**Exercise directions:** Wherever a line below holds the word "건강보험자격득실확인서", copy that line.
--- START OF Records provided ---
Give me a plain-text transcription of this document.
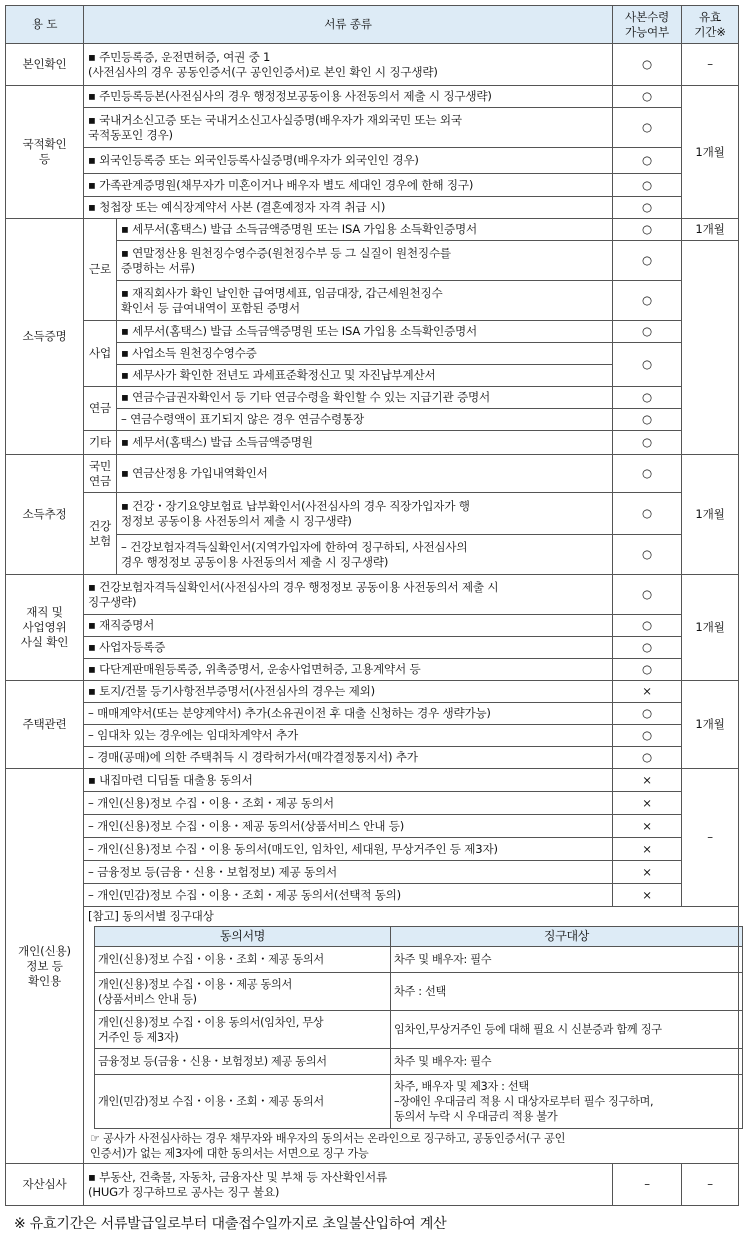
용 도	서류 종류	사본수령
가능여부	유효
기간※
본인확인	▪ 주민등록증, 운전면허증, 여권 중 1
(사전심사의 경우 공동인증서(구 공인인증서)로 본인 확인 시 징구생략)	○	–
국적확인
등	▪ 주민등록등본(사전심사의 경우 행정정보공동이용 사전동의서 제출 시 징구생략)	○	1개월
▪ 국내거소신고증 또는 국내거소신고사실증명(배우자가 재외국민 또는 외국
국적동포인 경우)	○
▪ 외국인등록증 또는 외국인등록사실증명(배우자가 외국인인 경우)	○
▪ 가족관계증명원(채무자가 미혼이거나 배우자 별도 세대인 경우에 한해 징구)	○
▪ 청첩장 또는 예식장계약서 사본 (결혼예정자 자격 취급 시)	○
소득증명	근로	▪ 세무서(홈택스) 발급 소득금액증명원 또는 ISA 가입용 소득확인증명서	○	1개월
▪ 연말정산용 원천징수영수증(원천징수부 등 그 실질이 원천징수를
증명하는 서류)	○	
▪ 재직회사가 확인 날인한 급여명세표, 임금대장, 갑근세원천징수
확인서 등 급여내역이 포함된 증명서	○
사업	▪ 세무서(홈택스) 발급 소득금액증명원 또는 ISA 가입용 소득확인증명서	○
▪ 사업소득 원천징수영수증	○
▪ 세무사가 확인한 전년도 과세표준확정신고 및 자진납부계산서
연금	▪ 연금수급권자확인서 등 기타 연금수령을 확인할 수 있는 지급기관 증명서	○
– 연금수령액이 표기되지 않은 경우 연금수령통장	○
기타	▪ 세무서(홈택스) 발급 소득금액증명원	○
소득추정	국민
연금	▪ 연금산정용 가입내역확인서	○	1개월
건강
보험	▪ 건강・장기요양보험료 납부확인서(사전심사의 경우 직장가입자가 행
정정보 공동이용 사전동의서 제출 시 징구생략)	○
– 건강보험자격득실확인서(지역가입자에 한하여 징구하되, 사전심사의
경우 행정정보 공동이용 사전동의서 제출 시 징구생략)	○
재직 및
사업영위
사실 확인	▪ 건강보험자격득실확인서(사전심사의 경우 행정정보 공동이용 사전동의서 제출 시
징구생략)	○	1개월
▪ 재직증명서	○
▪ 사업자등록증	○
▪ 다단계판매원등록증, 위촉증명서, 운송사업면허증, 고용계약서 등	○
주택관련	▪ 토지/건물 등기사항전부증명서(사전심사의 경우는 제외)	×	1개월
– 매매계약서(또는 분양계약서) 추가(소유권이전 후 대출 신청하는 경우 생략가능)	○
– 임대차 있는 경우에는 임대차계약서 추가	○
– 경매(공매)에 의한 주택취득 시 경락허가서(매각결정통지서) 추가	○
개인(신용)
정보 등
확인용	▪ 내집마련 디딤돌 대출용 동의서	×	–
– 개인(신용)정보 수집・이용・조회・제공 동의서	×
– 개인(신용)정보 수집・이용・제공 동의서(상품서비스 안내 등)	×
– 개인(신용)정보 수집・이용 동의서(매도인, 임차인, 세대원, 무상거주인 등 제3자)	×
– 금융정보 등(금융・신용・보험정보) 제공 동의서	×
– 개인(민감)정보 수집・이용・조회・제공 동의서(선택적 동의)	×

[참고] 동의서별 징구대상
동의서명	징구대상
개인(신용)정보 수집・이용・조회・제공 동의서	차주 및 배우자: 필수
개인(신용)정보 수집・이용・제공 동의서
(상품서비스 안내 등)	차주 : 선택
개인(신용)정보 수집・이용 동의서(임차인, 무상
거주인 등 제3자)	임차인,무상거주인 등에 대해 필요 시 신분증과 함께 징구
금융정보 등(금융・신용・보험정보) 제공 동의서	차주 및 배우자: 필수
개인(민감)정보 수집・이용・조회・제공 동의서	차주, 배우자 및 제3자 : 선택
–장애인 우대금리 적용 시 대상자로부터 필수 징구하며,
동의서 누락 시 우대금리 적용 불가
☞ 공사가 사전심사하는 경우 채무자와 배우자의 동의서는 온라인으로 징구하고, 공동인증서(구 공인
인증서)가 없는 제3자에 대한 동의서는 서면으로 징구 가능

자산심사	▪ 부동산, 건축물, 자동차, 금융자산 및 부채 등 자산확인서류
(HUG가 징구하므로 공사는 징구 불요)	–	–
※ 유효기간은 서류발급일로부터 대출접수일까지로 초일불산입하여 계산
--- END OF Records provided ---
**Written answer:**
– 건강보험자격득실확인서(지역가입자에 한하여 징구하되, 사전심사의
사실 확인	▪ 건강보험자격득실확인서(사전심사의 경우 행정정보 공동이용 사전동의서 제출 시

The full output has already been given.